Written request —
Count every line of the listing where the string "over" occurs, and reply with the count alone.

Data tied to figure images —
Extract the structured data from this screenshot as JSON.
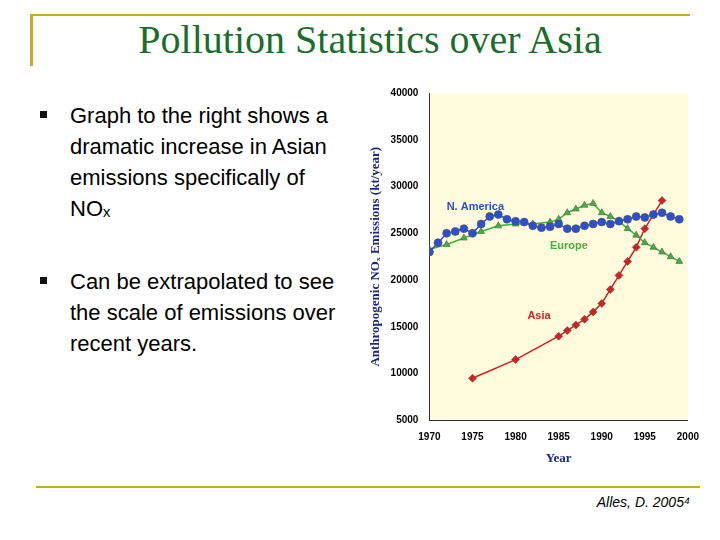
{
  "slide": {
    "title": "Pollution Statistics over Asia",
    "bullets": [
      "Graph to the right shows a dramatic increase in Asian emissions specifically of NOₓ",
      "Can be extrapolated to see the scale of emissions over recent years."
    ],
    "footer": "Alles, D. 2005⁴"
  },
  "chart_data": {
    "type": "line",
    "x_label": "Year",
    "y_label": "Anthropogenic NOₓ Emissions (kt/year)",
    "xlim": [
      1970,
      2000
    ],
    "xticks": [
      1970,
      1975,
      1980,
      1985,
      1990,
      1995,
      2000
    ],
    "ylim": [
      5000,
      40000
    ],
    "yticks": [
      5000,
      10000,
      15000,
      20000,
      25000,
      30000,
      35000,
      40000
    ],
    "grid": false,
    "series": [
      {
        "name": "N. America",
        "color": "#2a4fd0",
        "marker": "circle",
        "x": [
          1970,
          1971,
          1972,
          1973,
          1974,
          1975,
          1976,
          1977,
          1978,
          1979,
          1980,
          1981,
          1982,
          1983,
          1984,
          1985,
          1986,
          1987,
          1988,
          1989,
          1990,
          1991,
          1992,
          1993,
          1994,
          1995,
          1996,
          1997,
          1998,
          1999
        ],
        "values": [
          23000,
          24000,
          25000,
          25200,
          25500,
          25000,
          26000,
          26800,
          27000,
          26500,
          26300,
          26200,
          25800,
          25600,
          25700,
          26000,
          25500,
          25500,
          25800,
          26000,
          26200,
          26000,
          26300,
          26500,
          26800,
          26700,
          27000,
          27200,
          26800,
          26500
        ]
      },
      {
        "name": "Europe",
        "color": "#3cb43c",
        "marker": "triangle",
        "x": [
          1970,
          1972,
          1974,
          1976,
          1978,
          1980,
          1982,
          1984,
          1985,
          1986,
          1987,
          1988,
          1989,
          1990,
          1991,
          1992,
          1993,
          1994,
          1995,
          1996,
          1997,
          1998,
          1999
        ],
        "values": [
          23300,
          23800,
          24500,
          25200,
          25800,
          26000,
          26000,
          26200,
          26500,
          27200,
          27600,
          28000,
          28200,
          27200,
          26800,
          26300,
          25500,
          24800,
          24000,
          23500,
          23000,
          22500,
          22000
        ]
      },
      {
        "name": "Asia",
        "color": "#d42020",
        "marker": "diamond",
        "x": [
          1975,
          1980,
          1985,
          1986,
          1987,
          1988,
          1989,
          1990,
          1991,
          1992,
          1993,
          1994,
          1995,
          1996,
          1997
        ],
        "values": [
          9500,
          11500,
          14000,
          14600,
          15200,
          15800,
          16600,
          17500,
          19000,
          20500,
          22000,
          23500,
          25500,
          27000,
          28500
        ]
      }
    ]
  }
}
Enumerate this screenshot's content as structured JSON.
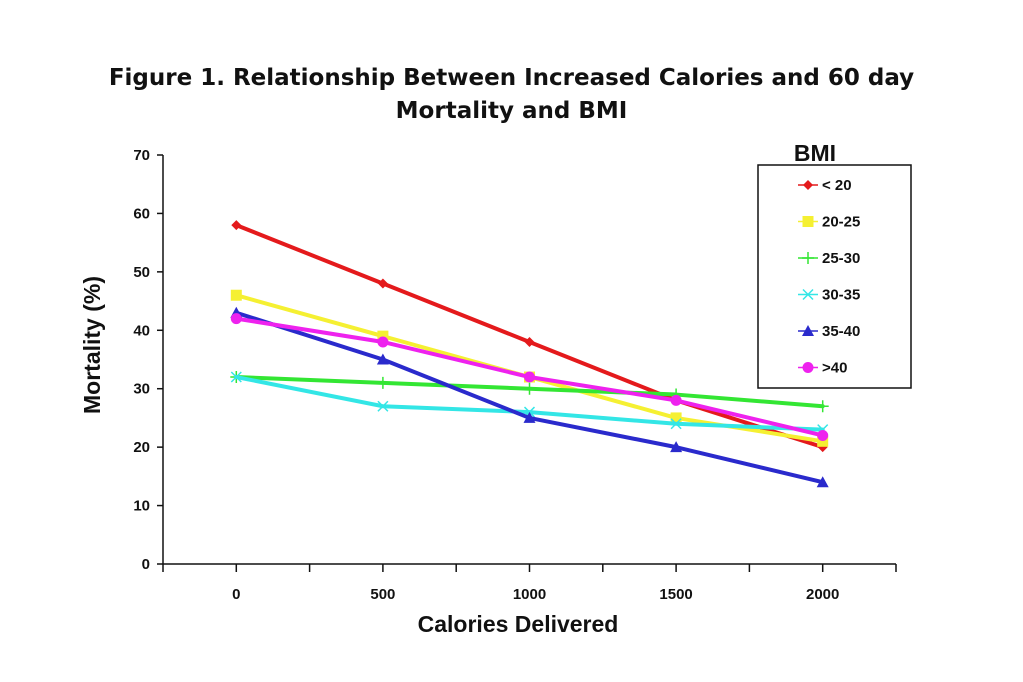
{
  "chart_data": {
    "type": "line",
    "title_lines": [
      "Figure 1. Relationship Between Increased Calories and 60 day",
      "Mortality and BMI"
    ],
    "xlabel": "Calories Delivered",
    "ylabel": "Mortality (%)",
    "x": [
      0,
      500,
      1000,
      1500,
      2000
    ],
    "xlim": [
      -250,
      2250
    ],
    "ylim": [
      0,
      70
    ],
    "yticks": [
      0,
      10,
      20,
      30,
      40,
      50,
      60,
      70
    ],
    "grid": false,
    "legend": {
      "title": "BMI",
      "placement": "top-right"
    },
    "series": [
      {
        "name": "< 20",
        "color": "#e41a1c",
        "marker": "diamond",
        "values": [
          58,
          48,
          38,
          28,
          20
        ]
      },
      {
        "name": "20-25",
        "color": "#f5f032",
        "marker": "square",
        "values": [
          46,
          39,
          32,
          25,
          21
        ]
      },
      {
        "name": "25-30",
        "color": "#33e633",
        "marker": "cross",
        "values": [
          32,
          31,
          30,
          29,
          27
        ]
      },
      {
        "name": "30-35",
        "color": "#33e6e6",
        "marker": "x",
        "values": [
          32,
          27,
          26,
          24,
          23
        ]
      },
      {
        "name": "35-40",
        "color": "#2a2acc",
        "marker": "triangle",
        "values": [
          43,
          35,
          25,
          20,
          14
        ]
      },
      {
        "name": ">40",
        "color": "#ee22ee",
        "marker": "circle",
        "values": [
          42,
          38,
          32,
          28,
          22
        ]
      }
    ]
  }
}
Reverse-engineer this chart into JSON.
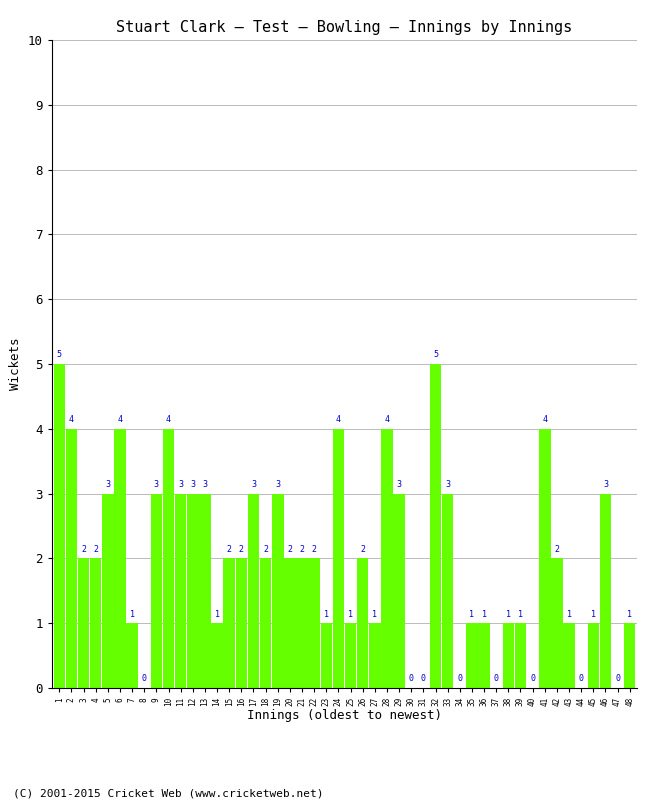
{
  "title": "Stuart Clark – Test – Bowling – Innings by Innings",
  "xlabel": "Innings (oldest to newest)",
  "ylabel": "Wickets",
  "ylim": [
    0,
    10
  ],
  "yticks": [
    0,
    1,
    2,
    3,
    4,
    5,
    6,
    7,
    8,
    9,
    10
  ],
  "bar_color": "#66ff00",
  "label_color": "#0000cc",
  "background_color": "#ffffff",
  "grid_color": "#bbbbbb",
  "footer": "(C) 2001-2015 Cricket Web (www.cricketweb.net)",
  "innings": [
    1,
    2,
    3,
    4,
    5,
    6,
    7,
    8,
    9,
    10,
    11,
    12,
    13,
    14,
    15,
    16,
    17,
    18,
    19,
    20,
    21,
    22,
    23,
    24,
    25,
    26,
    27,
    28,
    29,
    30,
    31,
    32,
    33,
    34,
    35,
    36,
    37,
    38,
    39,
    40,
    41,
    42,
    43,
    44,
    45,
    46,
    47,
    48
  ],
  "wickets": [
    5,
    4,
    2,
    2,
    3,
    4,
    1,
    0,
    3,
    4,
    3,
    3,
    3,
    1,
    2,
    2,
    3,
    2,
    3,
    2,
    2,
    2,
    1,
    4,
    1,
    2,
    1,
    4,
    3,
    0,
    0,
    5,
    3,
    0,
    1,
    1,
    0,
    1,
    1,
    0,
    4,
    2,
    1,
    0,
    1,
    3,
    0,
    1
  ]
}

Complete response —
2